Exercise material.
-- -- --

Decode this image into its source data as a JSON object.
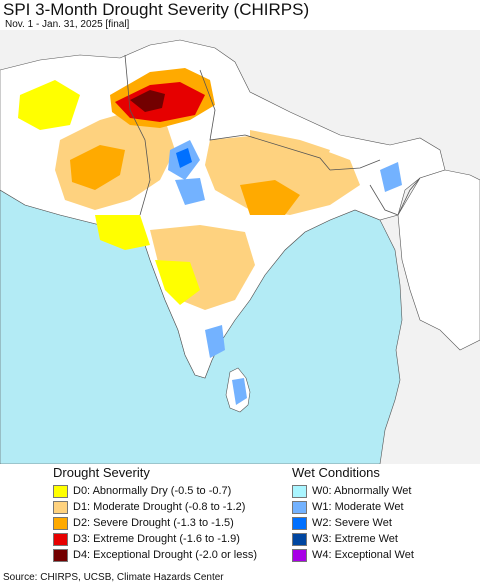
{
  "title": "SPI 3-Month Drought Severity (CHIRPS)",
  "subtitle": "Nov. 1 - Jan. 31, 2025 [final]",
  "colors": {
    "ocean": "#b3ebf5",
    "land": "#ffffff",
    "outside": "#f2f2f2",
    "border": "#555555",
    "D0": "#ffff00",
    "D1": "#fed27f",
    "D2": "#ffaa00",
    "D3": "#e60000",
    "D4": "#730000",
    "W0": "#aaf5ff",
    "W1": "#73b2ff",
    "W2": "#0070ff",
    "W3": "#0046a0",
    "W4": "#a800e6"
  },
  "legend": {
    "drought_heading": "Drought Severity",
    "drought_items": [
      {
        "code": "D0",
        "label": "D0: Abnormally Dry (-0.5 to -0.7)"
      },
      {
        "code": "D1",
        "label": "D1: Moderate Drought (-0.8 to -1.2)"
      },
      {
        "code": "D2",
        "label": "D2: Severe Drought (-1.3 to -1.5)"
      },
      {
        "code": "D3",
        "label": "D3: Extreme Drought (-1.6 to -1.9)"
      },
      {
        "code": "D4",
        "label": "D4: Exceptional Drought (-2.0 or less)"
      }
    ],
    "wet_heading": "Wet Conditions",
    "wet_items": [
      {
        "code": "W0",
        "label": "W0: Abnormally Wet"
      },
      {
        "code": "W1",
        "label": "W1: Moderate Wet"
      },
      {
        "code": "W2",
        "label": "W2: Severe Wet"
      },
      {
        "code": "W3",
        "label": "W3: Extreme Wet"
      },
      {
        "code": "W4",
        "label": "W4: Exceptional Wet"
      }
    ]
  },
  "source": "Source: CHIRPS, UCSB, Climate Hazards Center"
}
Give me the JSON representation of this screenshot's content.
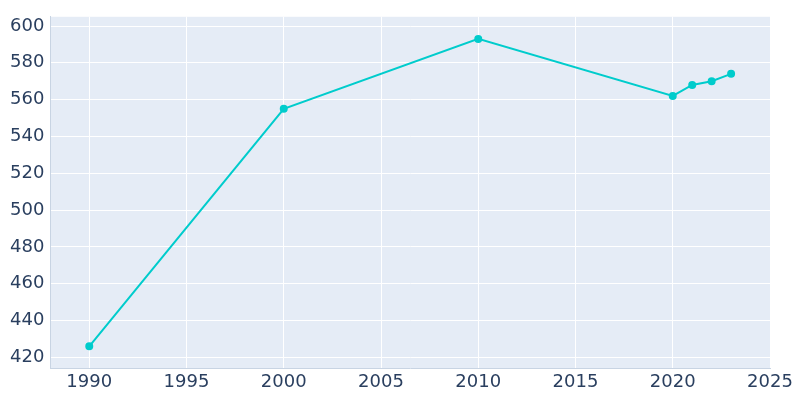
{
  "chart_data": {
    "type": "line",
    "x": [
      1990,
      2000,
      2010,
      2020,
      2021,
      2022,
      2023
    ],
    "values": [
      426,
      555,
      593,
      562,
      568,
      570,
      574
    ],
    "color": "#00cccc",
    "marker": "circle",
    "xlim": [
      1988,
      2025
    ],
    "xticks": [
      1990,
      1995,
      2000,
      2005,
      2010,
      2015,
      2020,
      2025
    ],
    "ylim": [
      414,
      605
    ],
    "yticks": [
      420,
      440,
      460,
      480,
      500,
      520,
      540,
      560,
      580,
      600
    ],
    "grid": true
  }
}
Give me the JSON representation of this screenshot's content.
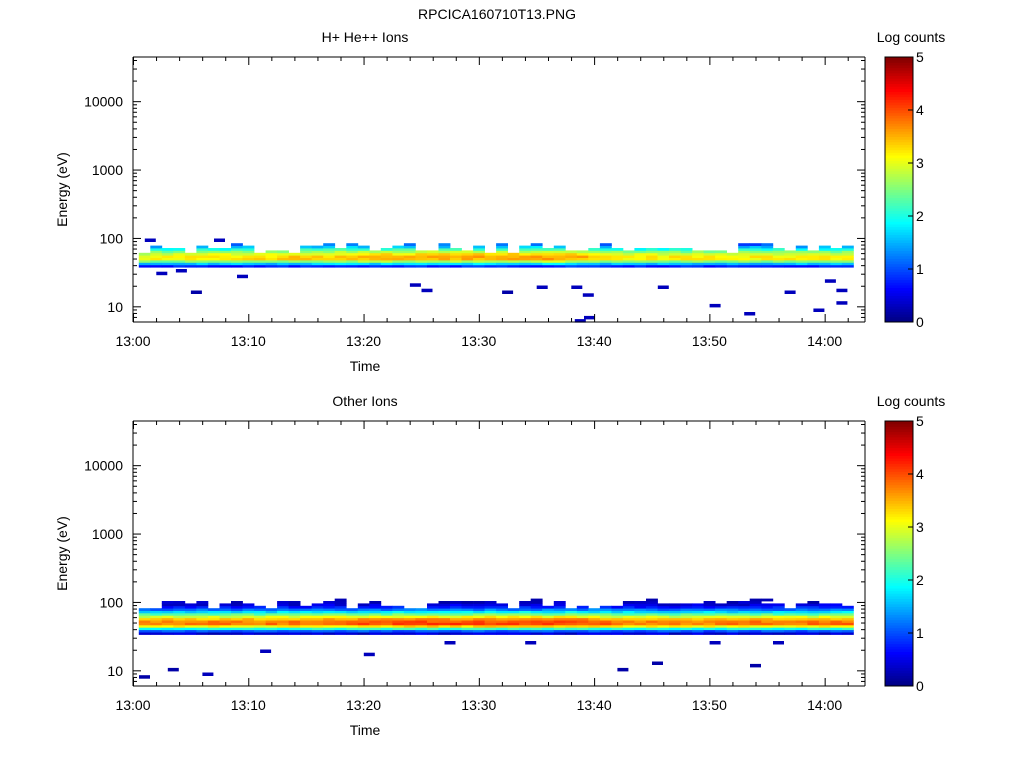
{
  "figure_title": "RPCICA160710T13.PNG",
  "colormap": [
    "#00007f",
    "#0000ff",
    "#007fff",
    "#00ffff",
    "#7fff7f",
    "#ffff00",
    "#ff7f00",
    "#ff0000",
    "#7f0000"
  ],
  "chart_data": [
    {
      "type": "heatmap",
      "title": "H+ He++ Ions",
      "xlabel": "Time",
      "ylabel": "Energy (eV)",
      "x_ticks": [
        "13:00",
        "13:10",
        "13:20",
        "13:30",
        "13:40",
        "13:50",
        "14:00"
      ],
      "x_range_minutes": [
        0,
        63.5
      ],
      "y_scale": "log",
      "y_ticks": [
        "10",
        "100",
        "1000",
        "10000"
      ],
      "y_range": [
        6,
        45000
      ],
      "colorbar": {
        "label": "Log counts",
        "range": [
          0,
          5
        ],
        "ticks": [
          "0",
          "1",
          "2",
          "3",
          "4",
          "5"
        ]
      },
      "band": {
        "peak_energy_eV": 50,
        "lower_edge_eV": 38,
        "upper_edge_eV": 70,
        "peak_log_counts": 3.5
      },
      "time_bin_minutes": 1.0,
      "peak_profile": [
        {
          "t": 0,
          "v": 3.1
        },
        {
          "t": 10,
          "v": 3.3
        },
        {
          "t": 20,
          "v": 3.5
        },
        {
          "t": 30,
          "v": 3.6
        },
        {
          "t": 38,
          "v": 3.6
        },
        {
          "t": 42,
          "v": 3.2
        },
        {
          "t": 50,
          "v": 3.2
        },
        {
          "t": 63,
          "v": 3.2
        }
      ],
      "sparse_counts": [
        {
          "t": 1.5,
          "e": 95,
          "v": 0.3
        },
        {
          "t": 2.5,
          "e": 31,
          "v": 0.3
        },
        {
          "t": 4.2,
          "e": 34,
          "v": 0.3
        },
        {
          "t": 5.5,
          "e": 16.5,
          "v": 0.2
        },
        {
          "t": 7.5,
          "e": 95,
          "v": 0.3
        },
        {
          "t": 9.5,
          "e": 28,
          "v": 0.3
        },
        {
          "t": 24.5,
          "e": 21,
          "v": 0.3
        },
        {
          "t": 25.5,
          "e": 17.5,
          "v": 0.3
        },
        {
          "t": 32.5,
          "e": 16.5,
          "v": 0.2
        },
        {
          "t": 35.5,
          "e": 19.5,
          "v": 0.3
        },
        {
          "t": 38.5,
          "e": 19.5,
          "v": 0.3
        },
        {
          "t": 39.5,
          "e": 15,
          "v": 0.3
        },
        {
          "t": 38.8,
          "e": 6.3,
          "v": 0.3
        },
        {
          "t": 39.6,
          "e": 7,
          "v": 0.3
        },
        {
          "t": 46,
          "e": 19.5,
          "v": 0.3
        },
        {
          "t": 50.5,
          "e": 10.5,
          "v": 0.3
        },
        {
          "t": 53.5,
          "e": 8,
          "v": 0.3
        },
        {
          "t": 57,
          "e": 16.5,
          "v": 0.3
        },
        {
          "t": 59.5,
          "e": 9,
          "v": 0.3
        },
        {
          "t": 60.5,
          "e": 24,
          "v": 0.3
        },
        {
          "t": 61.5,
          "e": 17.5,
          "v": 0.3
        },
        {
          "t": 61.5,
          "e": 11.5,
          "v": 0.3
        }
      ]
    },
    {
      "type": "heatmap",
      "title": "Other Ions",
      "xlabel": "Time",
      "ylabel": "Energy (eV)",
      "x_ticks": [
        "13:00",
        "13:10",
        "13:20",
        "13:30",
        "13:40",
        "13:50",
        "14:00"
      ],
      "x_range_minutes": [
        0,
        63.5
      ],
      "y_scale": "log",
      "y_ticks": [
        "10",
        "100",
        "1000",
        "10000"
      ],
      "y_range": [
        6,
        45000
      ],
      "colorbar": {
        "label": "Log counts",
        "range": [
          0,
          5
        ],
        "ticks": [
          "0",
          "1",
          "2",
          "3",
          "4",
          "5"
        ]
      },
      "band": {
        "peak_energy_eV": 48,
        "lower_edge_eV": 34,
        "upper_edge_eV": 95,
        "peak_log_counts": 4.0
      },
      "time_bin_minutes": 1.0,
      "peak_profile": [
        {
          "t": 0,
          "v": 3.8
        },
        {
          "t": 10,
          "v": 3.8
        },
        {
          "t": 20,
          "v": 4.0
        },
        {
          "t": 30,
          "v": 4.1
        },
        {
          "t": 38,
          "v": 4.1
        },
        {
          "t": 42,
          "v": 3.8
        },
        {
          "t": 50,
          "v": 3.8
        },
        {
          "t": 63,
          "v": 3.9
        }
      ],
      "sparse_counts": [
        {
          "t": 1.0,
          "e": 8.2,
          "v": 0.2
        },
        {
          "t": 3.5,
          "e": 10.5,
          "v": 0.2
        },
        {
          "t": 6.5,
          "e": 9,
          "v": 0.3
        },
        {
          "t": 11.5,
          "e": 19.5,
          "v": 0.3
        },
        {
          "t": 20.5,
          "e": 17.5,
          "v": 0.3
        },
        {
          "t": 27.5,
          "e": 26,
          "v": 0.3
        },
        {
          "t": 34.5,
          "e": 26,
          "v": 0.3
        },
        {
          "t": 42.5,
          "e": 10.5,
          "v": 0.2
        },
        {
          "t": 45.5,
          "e": 13,
          "v": 0.2
        },
        {
          "t": 50.5,
          "e": 26,
          "v": 0.3
        },
        {
          "t": 54,
          "e": 12,
          "v": 0.2
        },
        {
          "t": 56,
          "e": 26,
          "v": 0.3
        }
      ]
    }
  ]
}
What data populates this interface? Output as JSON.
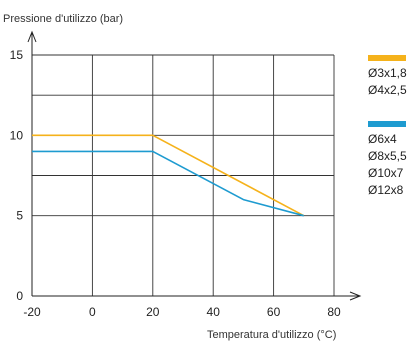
{
  "chart_data": {
    "type": "line",
    "ylabel": "Pressione d'utilizzo (bar)",
    "xlabel": "Temperatura d'utilizzo (°C)",
    "xlim": [
      -20,
      80
    ],
    "ylim": [
      0,
      15
    ],
    "x_ticks": [
      -20,
      0,
      20,
      40,
      60,
      80
    ],
    "y_ticks": [
      0,
      5,
      10,
      15
    ],
    "y_gridlines": [
      0,
      5,
      7.5,
      10,
      12.5,
      15
    ],
    "grid": true,
    "series": [
      {
        "labels": [
          "Ø3x1,8",
          "Ø4x2,5"
        ],
        "color": "#F5B21B",
        "x": [
          -20,
          20,
          70
        ],
        "y": [
          10,
          10,
          5
        ]
      },
      {
        "labels": [
          "Ø6x4",
          "Ø8x5,5",
          "Ø10x7",
          "Ø12x8"
        ],
        "color": "#1E9BD0",
        "x": [
          -20,
          20,
          50,
          70
        ],
        "y": [
          9,
          9,
          6,
          5
        ]
      }
    ],
    "legend_position": "right"
  }
}
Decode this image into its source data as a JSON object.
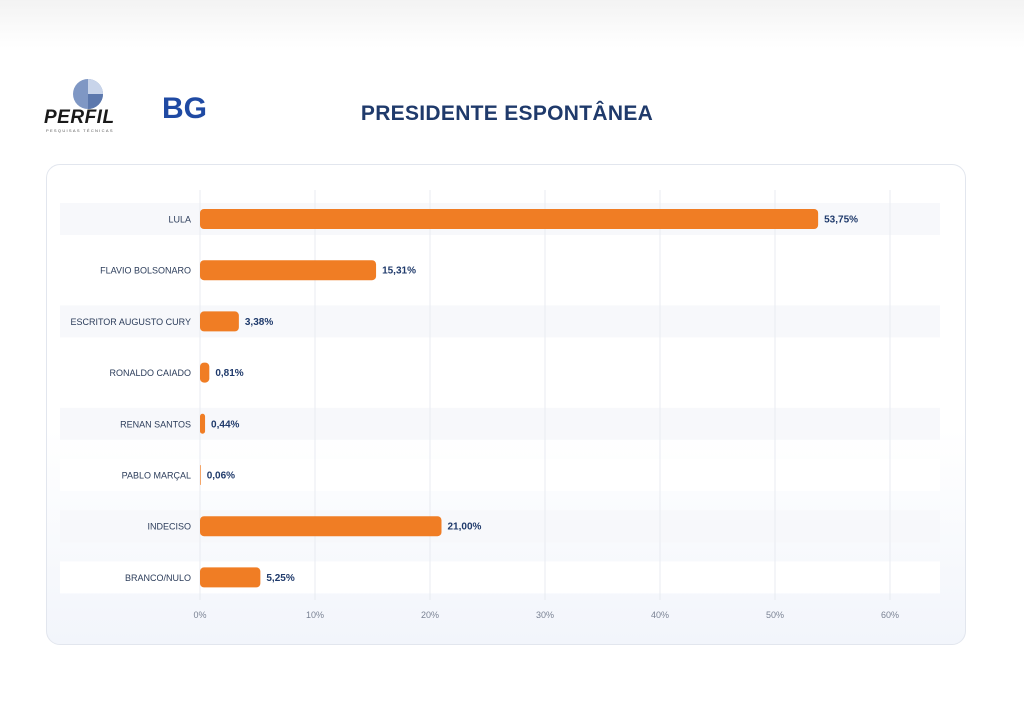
{
  "header": {
    "perfil_logo_text": "PERFIL",
    "perfil_logo_subtext": "PESQUISAS TÉCNICAS",
    "bg_logo_text": "BG",
    "title": "PRESIDENTE ESPONTÂNEA"
  },
  "colors": {
    "bar": "#f07d24",
    "label": "#2b3c5a",
    "value": "#1f3a6b",
    "grid": "#e8ebf1",
    "title": "#1f3a6b"
  },
  "chart_data": {
    "type": "bar",
    "orientation": "horizontal",
    "title": "PRESIDENTE ESPONTÂNEA",
    "categories": [
      "LULA",
      "FLAVIO BOLSONARO",
      "ESCRITOR AUGUSTO CURY",
      "RONALDO CAIADO",
      "RENAN SANTOS",
      "PABLO MARÇAL",
      "INDECISO",
      "BRANCO/NULO"
    ],
    "values": [
      53.75,
      15.31,
      3.38,
      0.81,
      0.44,
      0.06,
      21.0,
      5.25
    ],
    "value_labels": [
      "53,75%",
      "15,31%",
      "3,38%",
      "0,81%",
      "0,44%",
      "0,06%",
      "21,00%",
      "5,25%"
    ],
    "xlim": [
      0,
      60
    ],
    "x_ticks": [
      0,
      10,
      20,
      30,
      40,
      50,
      60
    ],
    "x_tick_labels": [
      "0%",
      "10%",
      "20%",
      "30%",
      "40%",
      "50%",
      "60%"
    ],
    "xlabel": "",
    "ylabel": "",
    "grid": true,
    "legend": "none"
  }
}
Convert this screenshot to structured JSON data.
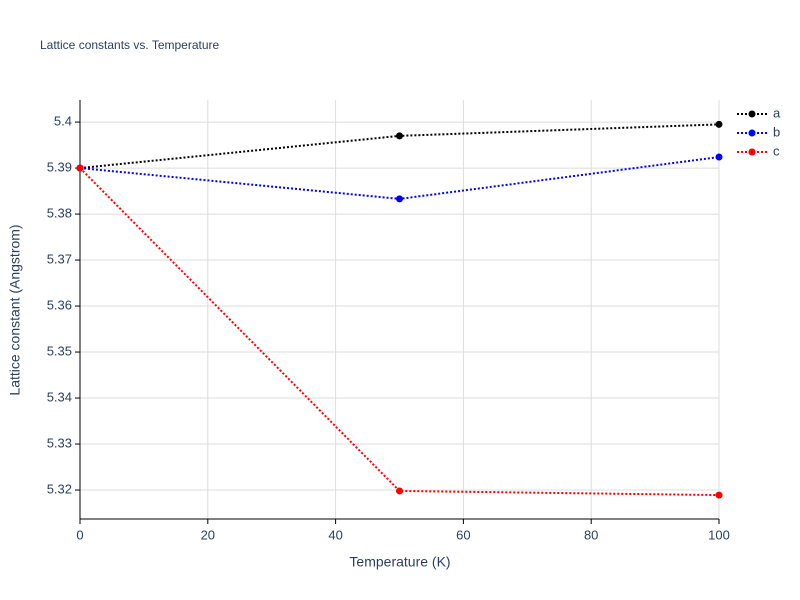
{
  "chart_data": {
    "type": "line",
    "title": "Lattice constants vs. Temperature",
    "x_label": "Temperature (K)",
    "y_label": "Lattice constant (Angstrom)",
    "x": [
      0,
      50,
      100
    ],
    "series": [
      {
        "name": "a",
        "color": "#000000",
        "values": [
          5.39,
          5.397,
          5.3995
        ]
      },
      {
        "name": "b",
        "color": "#0000ff",
        "values": [
          5.39,
          5.3833,
          5.3924
        ]
      },
      {
        "name": "c",
        "color": "#ff0000",
        "values": [
          5.39,
          5.3198,
          5.3189
        ]
      }
    ],
    "xlim": [
      0,
      100
    ],
    "xticks": [
      0,
      20,
      40,
      60,
      80,
      100
    ],
    "ylim": [
      5.3137,
      5.4048
    ],
    "yticks": [
      5.32,
      5.33,
      5.34,
      5.35,
      5.36,
      5.37,
      5.38,
      5.39,
      5.4
    ],
    "grid": true,
    "legend": "right"
  }
}
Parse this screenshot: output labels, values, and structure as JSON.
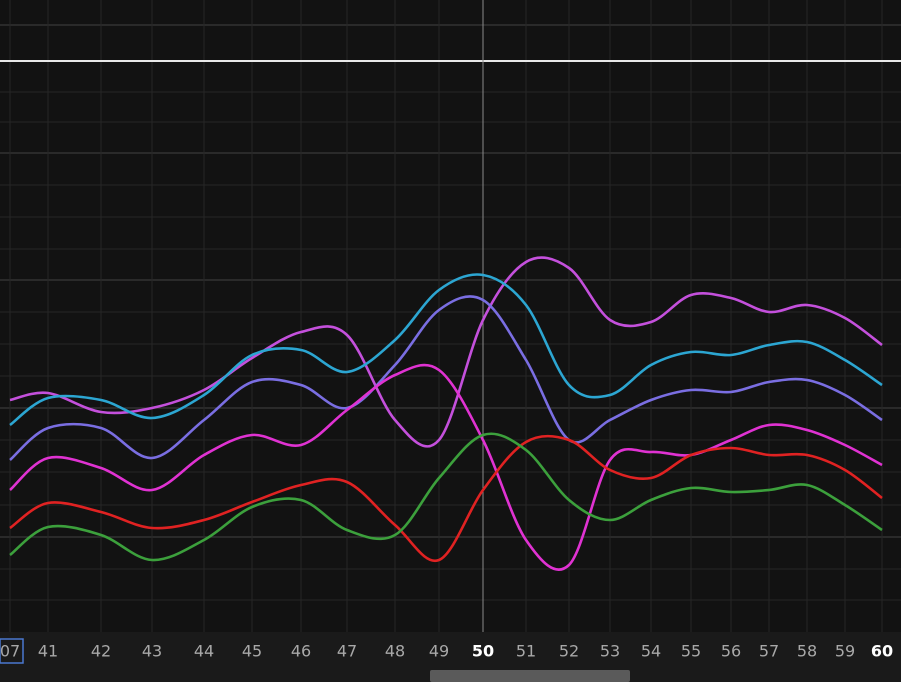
{
  "chart_data": {
    "type": "line",
    "categories": [
      "07",
      "41",
      "42",
      "43",
      "44",
      "45",
      "46",
      "47",
      "48",
      "49",
      "50",
      "51",
      "52",
      "53",
      "54",
      "55",
      "56",
      "57",
      "58",
      "59",
      "60"
    ],
    "ylim": [
      0,
      630
    ],
    "series": [
      {
        "color": "#c450dc",
        "values": [
          230,
          237,
          218,
          222,
          240,
          272,
          298,
          295,
          210,
          190,
          310,
          368,
          362,
          310,
          308,
          335,
          332,
          318,
          325,
          312,
          285
        ]
      },
      {
        "color": "#2ca6d2",
        "values": [
          205,
          232,
          230,
          212,
          235,
          275,
          280,
          258,
          290,
          340,
          355,
          325,
          245,
          235,
          265,
          278,
          275,
          285,
          288,
          270,
          245
        ]
      },
      {
        "color": "#7a6ee2",
        "values": [
          170,
          202,
          202,
          172,
          210,
          248,
          245,
          222,
          265,
          320,
          330,
          270,
          190,
          210,
          230,
          240,
          238,
          248,
          250,
          235,
          210
        ]
      },
      {
        "color": "#e032d2",
        "values": [
          140,
          172,
          162,
          140,
          175,
          195,
          185,
          220,
          255,
          260,
          190,
          90,
          65,
          170,
          178,
          175,
          190,
          205,
          200,
          185,
          165
        ]
      },
      {
        "color": "#e02222",
        "values": [
          102,
          127,
          118,
          102,
          110,
          128,
          145,
          148,
          105,
          70,
          140,
          188,
          190,
          160,
          152,
          175,
          182,
          175,
          175,
          160,
          132
        ]
      },
      {
        "color": "#3ca03c",
        "values": [
          75,
          103,
          95,
          70,
          90,
          123,
          130,
          100,
          95,
          152,
          195,
          180,
          130,
          110,
          130,
          142,
          138,
          140,
          145,
          125,
          100
        ]
      }
    ]
  }
}
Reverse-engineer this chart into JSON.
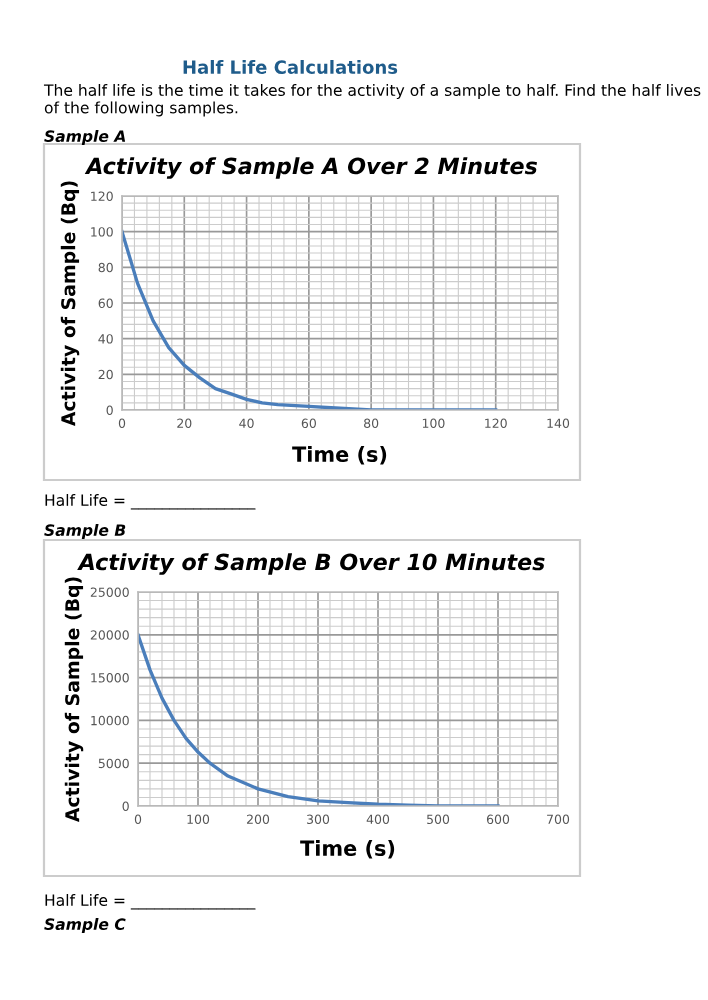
{
  "chart_data": [
    {
      "type": "line",
      "title": "Activity of Sample A Over 2 Minutes",
      "xlabel": "Time (s)",
      "ylabel": "Activity of Sample (Bq)",
      "x": [
        0,
        5,
        10,
        15,
        20,
        25,
        30,
        35,
        40,
        45,
        50,
        60,
        70,
        80,
        90,
        100,
        110,
        120
      ],
      "series": [
        {
          "color": "#4a7ebb",
          "values": [
            100,
            71,
            50,
            35,
            25,
            18,
            12,
            9,
            6,
            4,
            3,
            2,
            1,
            0,
            0,
            0,
            0,
            0
          ]
        }
      ],
      "xlim": [
        0,
        140
      ],
      "xticks": [
        0,
        20,
        40,
        60,
        80,
        100,
        120,
        140
      ],
      "ylim": [
        0,
        120
      ],
      "yticks": [
        0,
        20,
        40,
        60,
        80,
        100,
        120
      ],
      "grid": true,
      "legend": false,
      "marker": "none",
      "line_style": "solid",
      "annotations": [
        "Half Life Calculations",
        "The half life is the time it takes for the activity of a sample to half. Find the half lives of the following samples.",
        "Sample A",
        "Half Life = ________________"
      ]
    },
    {
      "type": "line",
      "title": "Activity of Sample B Over 10 Minutes",
      "xlabel": "Time (s)",
      "ylabel": "Activity of Sample (Bq)",
      "x": [
        0,
        20,
        40,
        60,
        80,
        100,
        120,
        150,
        200,
        250,
        300,
        350,
        400,
        450,
        500,
        550,
        600
      ],
      "series": [
        {
          "color": "#4a7ebb",
          "values": [
            20000,
            15900,
            12600,
            10000,
            7900,
            6300,
            5000,
            3500,
            2000,
            1100,
            600,
            400,
            200,
            100,
            0,
            0,
            0
          ]
        }
      ],
      "xlim": [
        0,
        700
      ],
      "xticks": [
        0,
        100,
        200,
        300,
        400,
        500,
        600,
        700
      ],
      "ylim": [
        0,
        25000
      ],
      "yticks": [
        0,
        5000,
        10000,
        15000,
        20000,
        25000
      ],
      "grid": true,
      "legend": false,
      "marker": "none",
      "line_style": "solid",
      "annotations": [
        "Sample B",
        "Half Life = ________________",
        "Sample C"
      ]
    }
  ]
}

-- -- --

What is asked. In the records above, locate every line with the string "ESPONTÂNEA" and copy it.

Completed exercise.
    "title": "PRESIDENTE ESPONTÂNEA"
    "title": "PRESIDENTE ESPONTÂNEA",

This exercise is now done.